▶ [Problem requirements]:
Output the material beneath this task exactly, images excluded.

== Provided data ==

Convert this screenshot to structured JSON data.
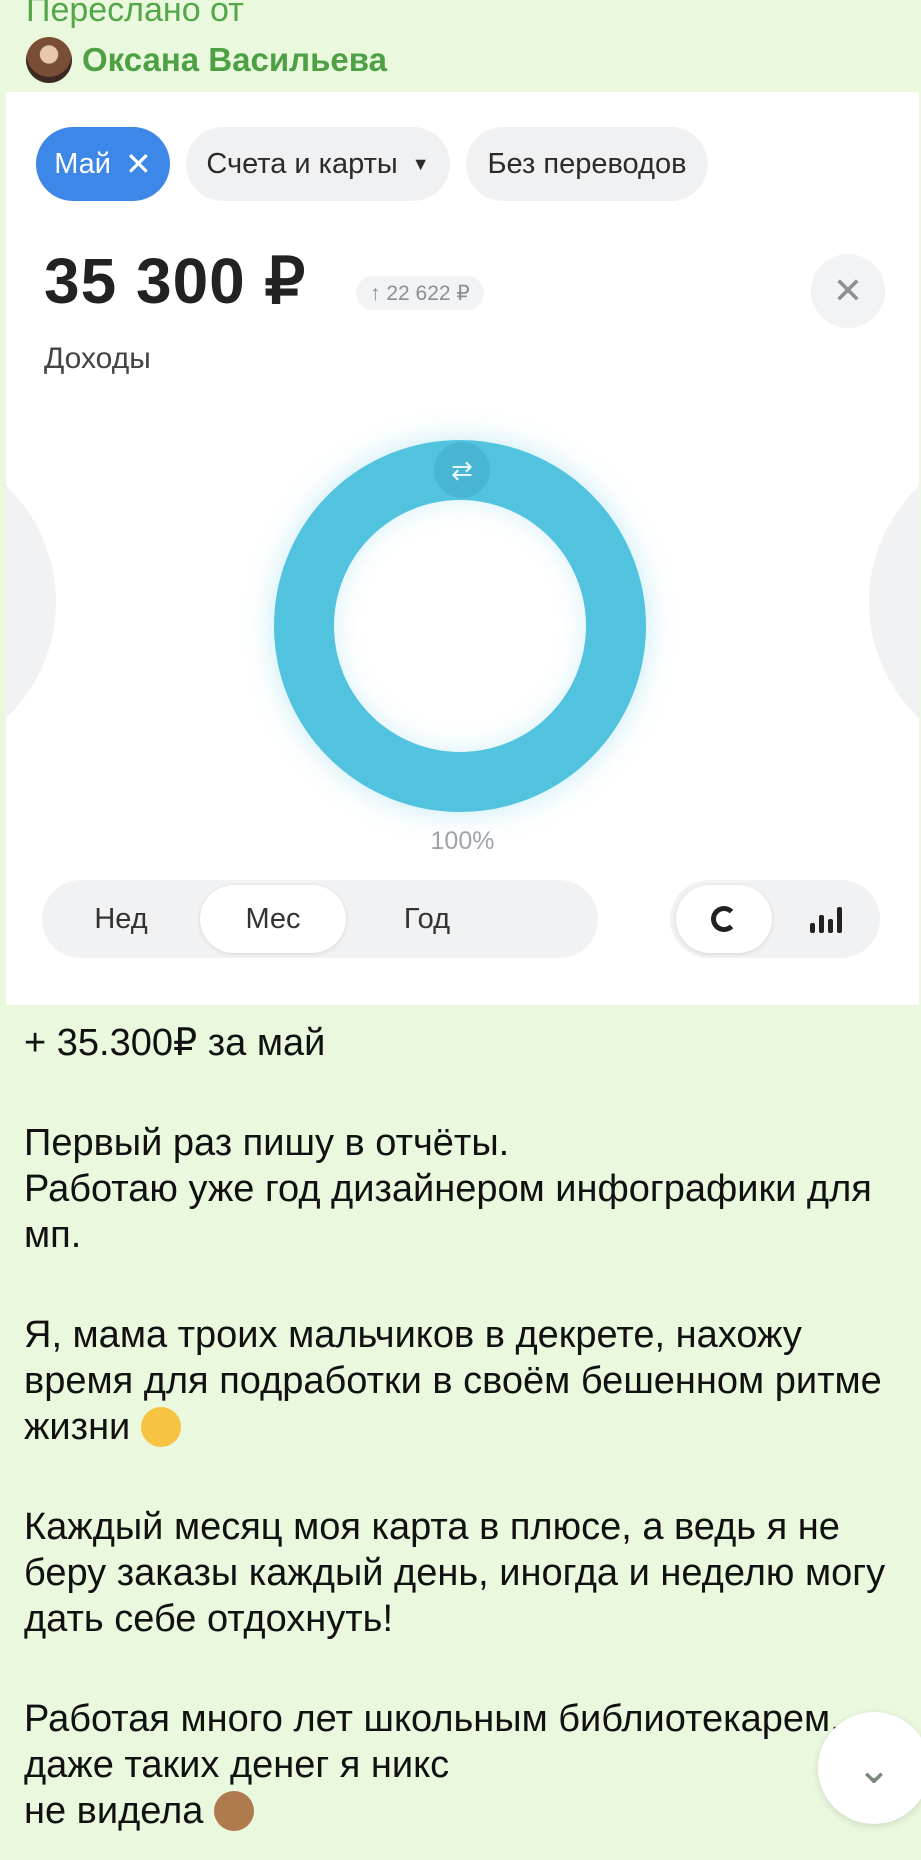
{
  "forward": {
    "label": "Переслано от",
    "sender": "Оксана Васильева"
  },
  "screenshot": {
    "chips": [
      {
        "label": "Май",
        "active": true,
        "icon": "close-icon"
      },
      {
        "label": "Счета и карты",
        "icon": "triangle-down-icon"
      },
      {
        "label": "Без переводов"
      }
    ],
    "amount": "35 300 ₽",
    "delta": "↑ 22 622 ₽",
    "income_label": "Доходы",
    "close_symbol": "✕",
    "donut_percent_label": "100%",
    "period_tabs": [
      "Нед",
      "Мес",
      "Год"
    ],
    "active_period": "Мес",
    "colors": {
      "accent": "#3d87e8",
      "donut": "#52c3df"
    }
  },
  "message": {
    "lines": [
      "+ 35.300₽ за май",
      "",
      "Первый раз пишу в отчёты.",
      "Работаю уже год дизайнером инфографики для мп.",
      "",
      "Я, мама троих мальчиков в декрете, нахожу время для подработки в своём бешенном ритме жизни",
      "",
      "Каждый месяц моя карта в плюсе, а ведь я не беру заказы каждый день, иногда и неделю могу дать себе отдохнуть!",
      "",
      "Работая много лет школьным библиотекарем, даже таких денег я никс",
      "не видела"
    ]
  }
}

===

▶ [Answer]:
Convert this screenshot to structured JSON data.
{
  "forward": {
    "label": "Переслано от",
    "sender": "Оксана Васильева"
  },
  "screenshot": {
    "chips": [
      {
        "label": "Май",
        "active": true,
        "icon": "close-icon"
      },
      {
        "label": "Счета и карты",
        "icon": "triangle-down-icon"
      },
      {
        "label": "Без переводов"
      }
    ],
    "amount": "35 300 ₽",
    "delta": "↑ 22 622 ₽",
    "income_label": "Доходы",
    "close_symbol": "✕",
    "donut_percent_label": "100%",
    "period_tabs": [
      "Нед",
      "Мес",
      "Год"
    ],
    "active_period": "Мес",
    "colors": {
      "accent": "#3d87e8",
      "donut": "#52c3df"
    }
  },
  "message": {
    "lines": [
      "+ 35.300₽ за май",
      "",
      "Первый раз пишу в отчёты.",
      "Работаю уже год дизайнером инфографики для мп.",
      "",
      "Я, мама троих мальчиков в декрете, нахожу время для подработки в своём бешенном ритме жизни",
      "",
      "Каждый месяц моя карта в плюсе, а ведь я не беру заказы каждый день, иногда и неделю могу дать себе отдохнуть!",
      "",
      "Работая много лет школьным библиотекарем, даже таких денег я никс",
      "не видела"
    ]
  }
}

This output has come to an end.